Output the material word for word. Leave each picture out.

Records shown:
----------

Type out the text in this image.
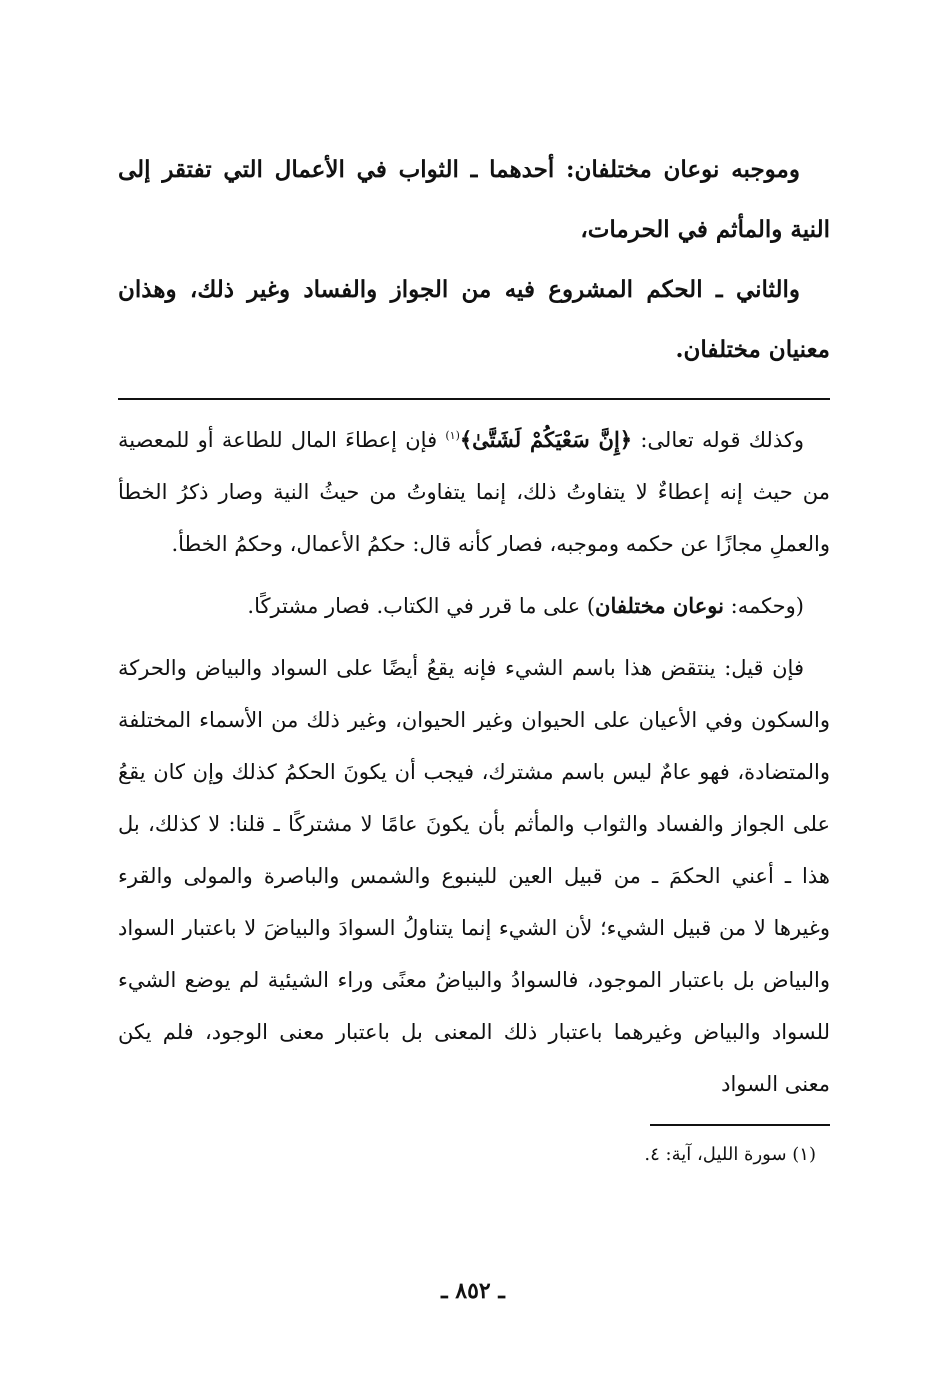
وموجبه نوعان مختلفان: أحدهما ـ الثواب في الأعمال التي تفتقر إلى النية والمأثم في الحرمات،

والثاني ـ الحكم المشروع فيه من الجواز والفساد وغير ذلك، وهذان معنيان مختلفان.

وكذلك قوله تعالى: ﴿إِنَّ سَعْيَكُمْ لَشَتَّىٰ﴾$^{(١)}$ فإن إعطاءَ المال للطاعة أو للمعصية من حيث إنه إعطاءٌ لا يتفاوتُ ذلك، إنما يتفاوتُ من حيثُ النية وصار ذكرُ الخطأ والعملِ مجازًا عن حكمه وموجبه، فصار كأنه قال: حكمُ الأعمال، وحكمُ الخطأ.

(وحكمه: نوعان مختلفان) على ما قرر في الكتاب. فصار مشتركًا.

فإن قيل: ينتقض هذا باسم الشيء فإنه يقعُ أيضًا على السواد والبياض والحركة والسكون وفي الأعيان على الحيوان وغير الحيوان، وغير ذلك من الأسماء المختلفة والمتضادة، فهو عامٌ ليس باسم مشترك، فيجب أن يكونَ الحكمُ كذلك وإن كان يقعُ على الجواز والفساد والثواب والمأثم بأن يكونَ عامًا لا مشتركًا ـ قلنا: لا كذلك، بل هذا ـ أعني الحكمَ ـ من قبيل العين للينبوع والشمس والباصرة والمولى والقرء وغيرها لا من قبيل الشيء؛ لأن الشيء إنما يتناولُ السوادَ والبياضَ لا باعتبار السواد والبياض بل باعتبار الموجود، فالسوادُ والبياضُ معنًى وراء الشيئية لم يوضع الشيء للسواد والبياض وغيرهما باعتبار ذلك المعنى بل باعتبار معنى الوجود، فلم يكن معنى السواد

(١) سورة الليل، آية: ٤.
ـ ٨٥٢ ـ
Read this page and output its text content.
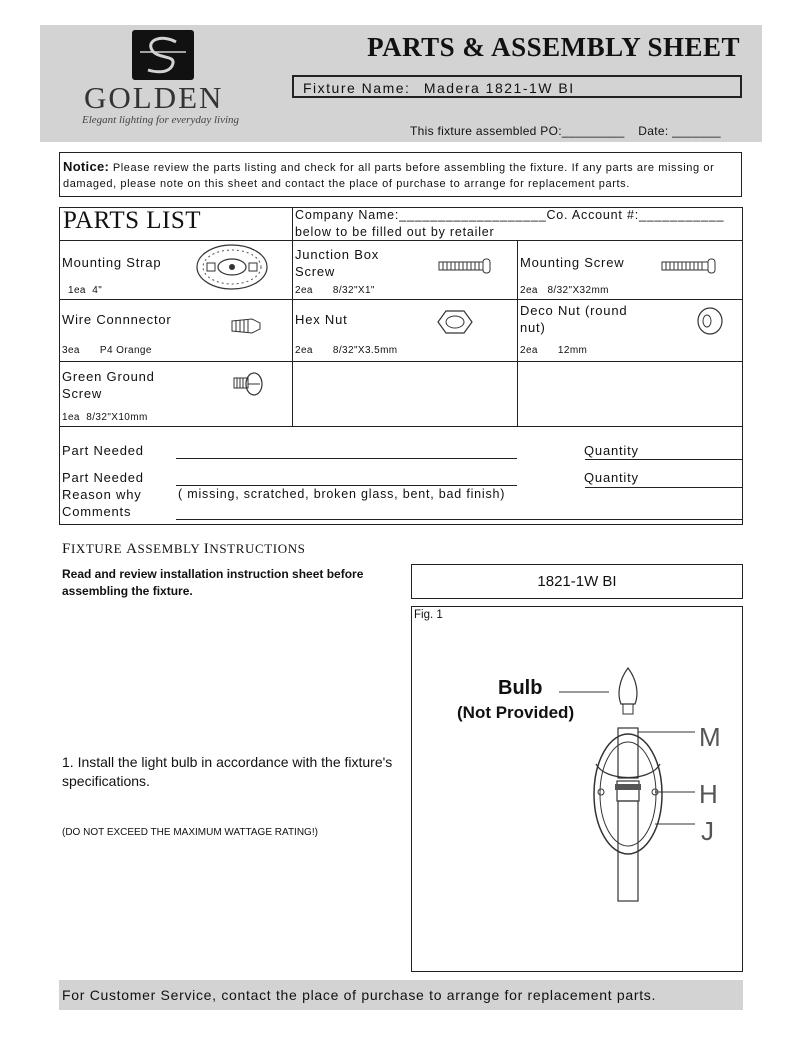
GOLDEN
Elegant lighting for everyday living
PARTS & ASSEMBLY SHEET
Fixture Name: Madera 1821-1W BI
This fixture assembled PO:_________ Date: _______
Notice: Please review the parts listing and check for all parts before assembling the fixture. If any parts are missing or damaged, please note on this sheet and contact the place of purchase to arrange for replacement parts.
PARTS LIST	Company Name:___________________Co. Account #:___________
below to be filled out by retailer
Mounting Strap
1ea 4"
Junction Box Screw
2ea 8/32"X1"
Mounting Screw
2ea 8/32"X32mm
Wire Connnector
3ea P4 Orange
Hex Nut
2ea 8/32"X3.5mm
Deco Nut (round nut)
2ea 12mm
Green Ground Screw
1ea 8/32"X10mm
Part Needed	Quantity
Part Needed	Quantity
Reason why	( missing, scratched, broken glass, bent, bad finish)
Comments
FIXTURE ASSEMBLY INSTRUCTIONS
Read and review installation instruction sheet before assembling the fixture.
1821-1W BI
Fig. 1
Bulb
(Not Provided)
M
H
J
1. Install the light bulb in accordance with the fixture's specifications.
(DO NOT EXCEED THE MAXIMUM WATTAGE RATING!)
For Customer Service, contact the place of purchase to arrange for replacement parts.
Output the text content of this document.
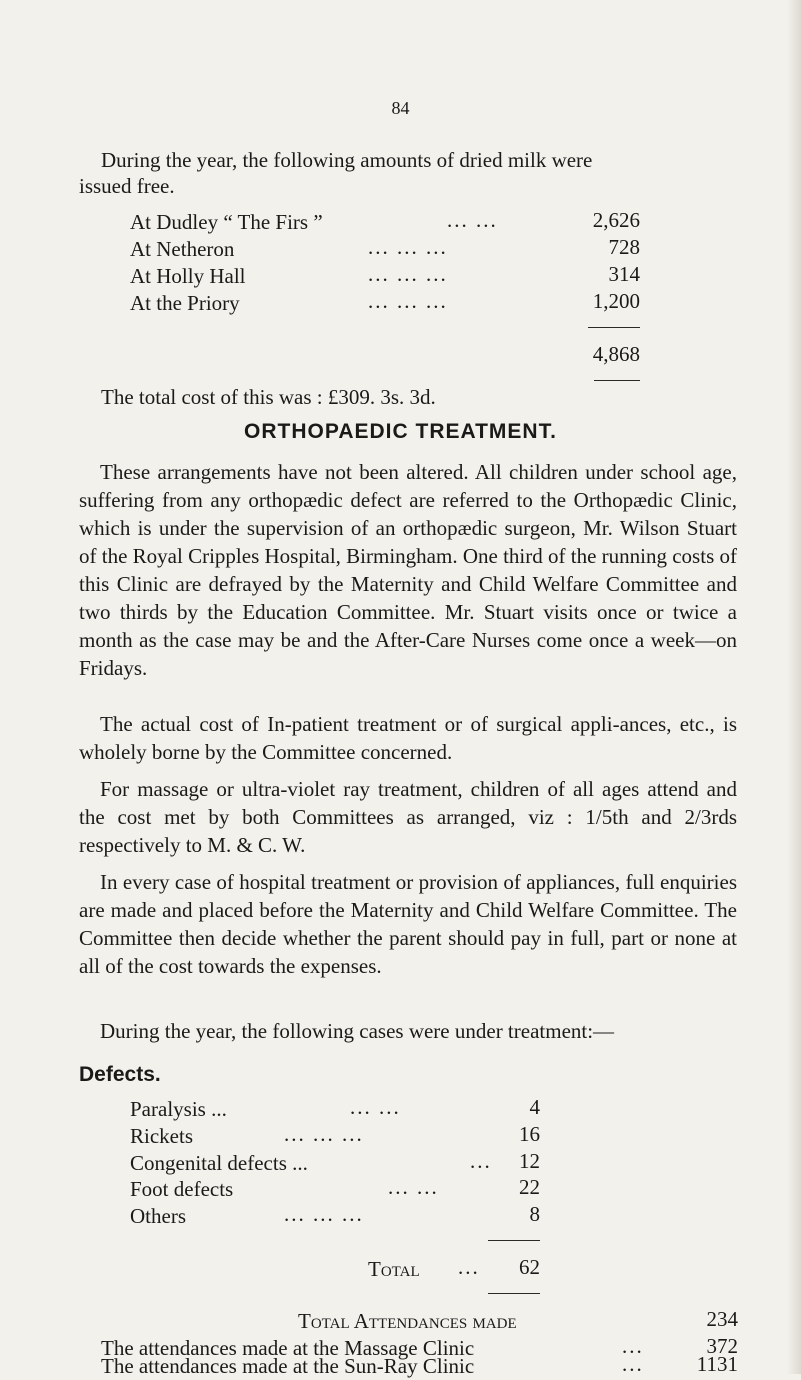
84
During the year, the following amounts of dried milk were
issued free.
At Dudley “ The Firs ”	... ...	2,626
At Netheron	... ... ...	728
At Holly Hall	... ... ...	314
At the Priory	... ... ...	1,200
4,868
The total cost of this was : £309. 3s. 3d.
ORTHOPAEDIC TREATMENT.
These arrangements have not been altered. All children under school age, suffering from any orthopædic defect are referred to the Orthopædic Clinic, which is under the supervision of an orthopædic surgeon, Mr. Wilson Stuart of the Royal Cripples Hospital, Birmingham. One third of the running costs of this Clinic are defrayed by the Maternity and Child Welfare Committee and two thirds by the Education Committee. Mr. Stuart visits once or twice a month as the case may be and the After-Care Nurses come once a week—on Fridays.
The actual cost of In-patient treatment or of surgical appli-ances, etc., is wholely borne by the Committee concerned.
For massage or ultra-violet ray treatment, children of all ages attend and the cost met by both Committees as arranged, viz : 1/5th and 2/3rds respectively to M. & C. W.
In every case of hospital treatment or provision of appliances, full enquiries are made and placed before the Maternity and Child Welfare Committee. The Committee then decide whether the parent should pay in full, part or none at all of the cost towards the expenses.
During the year, the following cases were under treatment:—
Defects.
Paralysis ...	... ...	4
Rickets	... ... ...	16
Congenital defects ...	...	12
Foot defects	... ...	22
Others	... ... ...	8
Total ...	62
Total Attendances made	234
The attendances made at the Massage Clinic	...	372
The attendances made at the Sun-Ray Clinic	...	1131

----------

Answer to this task:
Type out the text in this image.
وموجبه نوعان مختلفان: أحدهما ـ الثواب في الأعمال التي تفتقر إلى النية والمأثم في الحرمات،

والثاني ـ الحكم المشروع فيه من الجواز والفساد وغير ذلك، وهذان معنيان مختلفان.

وكذلك قوله تعالى: ﴿إِنَّ سَعْيَكُمْ لَشَتَّىٰ﴾$^{(١)}$ فإن إعطاءَ المال للطاعة أو للمعصية من حيث إنه إعطاءٌ لا يتفاوتُ ذلك، إنما يتفاوتُ من حيثُ النية وصار ذكرُ الخطأ والعملِ مجازًا عن حكمه وموجبه، فصار كأنه قال: حكمُ الأعمال، وحكمُ الخطأ.

(وحكمه: نوعان مختلفان) على ما قرر في الكتاب. فصار مشتركًا.

فإن قيل: ينتقض هذا باسم الشيء فإنه يقعُ أيضًا على السواد والبياض والحركة والسكون وفي الأعيان على الحيوان وغير الحيوان، وغير ذلك من الأسماء المختلفة والمتضادة، فهو عامٌ ليس باسم مشترك، فيجب أن يكونَ الحكمُ كذلك وإن كان يقعُ على الجواز والفساد والثواب والمأثم بأن يكونَ عامًا لا مشتركًا ـ قلنا: لا كذلك، بل هذا ـ أعني الحكمَ ـ من قبيل العين للينبوع والشمس والباصرة والمولى والقرء وغيرها لا من قبيل الشيء؛ لأن الشيء إنما يتناولُ السوادَ والبياضَ لا باعتبار السواد والبياض بل باعتبار الموجود، فالسوادُ والبياضُ معنًى وراء الشيئية لم يوضع الشيء للسواد والبياض وغيرهما باعتبار ذلك المعنى بل باعتبار معنى الوجود، فلم يكن معنى السواد

(١) سورة الليل، آية: ٤.
ـ ٨٥٢ ـ
Read this page and output its text content.
GOLDEN
Elegant lighting for everyday living
PARTS & ASSEMBLY SHEET
Fixture Name: Madera 1821-1W BI
This fixture assembled PO:_________ Date: _______
Notice: Please review the parts listing and check for all parts before assembling the fixture. If any parts are missing or damaged, please note on this sheet and contact the place of purchase to arrange for replacement parts.
PARTS LIST	Company Name:___________________Co. Account #:___________
below to be filled out by retailer
Mounting Strap
1ea 4"
Junction Box Screw
2ea 8/32"X1"
Mounting Screw
2ea 8/32"X32mm
Wire Connnector
3ea P4 Orange
Hex Nut
2ea 8/32"X3.5mm
Deco Nut (round nut)
2ea 12mm
Green Ground Screw
1ea 8/32"X10mm
Part Needed	Quantity
Part Needed	Quantity
Reason why	( missing, scratched, broken glass, bent, bad finish)
Comments
FIXTURE ASSEMBLY INSTRUCTIONS
Read and review installation instruction sheet before assembling the fixture.
1821-1W BI
Fig. 1
Bulb
(Not Provided)
M
H
J
1. Install the light bulb in accordance with the fixture's specifications.
(DO NOT EXCEED THE MAXIMUM WATTAGE RATING!)
For Customer Service, contact the place of purchase to arrange for replacement parts.
Output the text content of this document.
84
During the year, the following amounts of dried milk were
issued free.
At Dudley “ The Firs ”	... ...	2,626
At Netheron	... ... ...	728
At Holly Hall	... ... ...	314
At the Priory	... ... ...	1,200
4,868
The total cost of this was : £309. 3s. 3d.
ORTHOPAEDIC TREATMENT.
These arrangements have not been altered. All children under school age, suffering from any orthopædic defect are referred to the Orthopædic Clinic, which is under the supervision of an orthopædic surgeon, Mr. Wilson Stuart of the Royal Cripples Hospital, Birmingham. One third of the running costs of this Clinic are defrayed by the Maternity and Child Welfare Committee and two thirds by the Education Committee. Mr. Stuart visits once or twice a month as the case may be and the After-Care Nurses come once a week—on Fridays.
The actual cost of In-patient treatment or of surgical appli-ances, etc., is wholely borne by the Committee concerned.
For massage or ultra-violet ray treatment, children of all ages attend and the cost met by both Committees as arranged, viz : 1/5th and 2/3rds respectively to M. & C. W.
In every case of hospital treatment or provision of appliances, full enquiries are made and placed before the Maternity and Child Welfare Committee. The Committee then decide whether the parent should pay in full, part or none at all of the cost towards the expenses.
During the year, the following cases were under treatment:—
Defects.
Paralysis ...	... ...	4
Rickets	... ... ...	16
Congenital defects ...	...	12
Foot defects	... ...	22
Others	... ... ...	8
Total ...	62
Total Attendances made	234
The attendances made at the Massage Clinic	...	372
The attendances made at the Sun-Ray Clinic	...	1131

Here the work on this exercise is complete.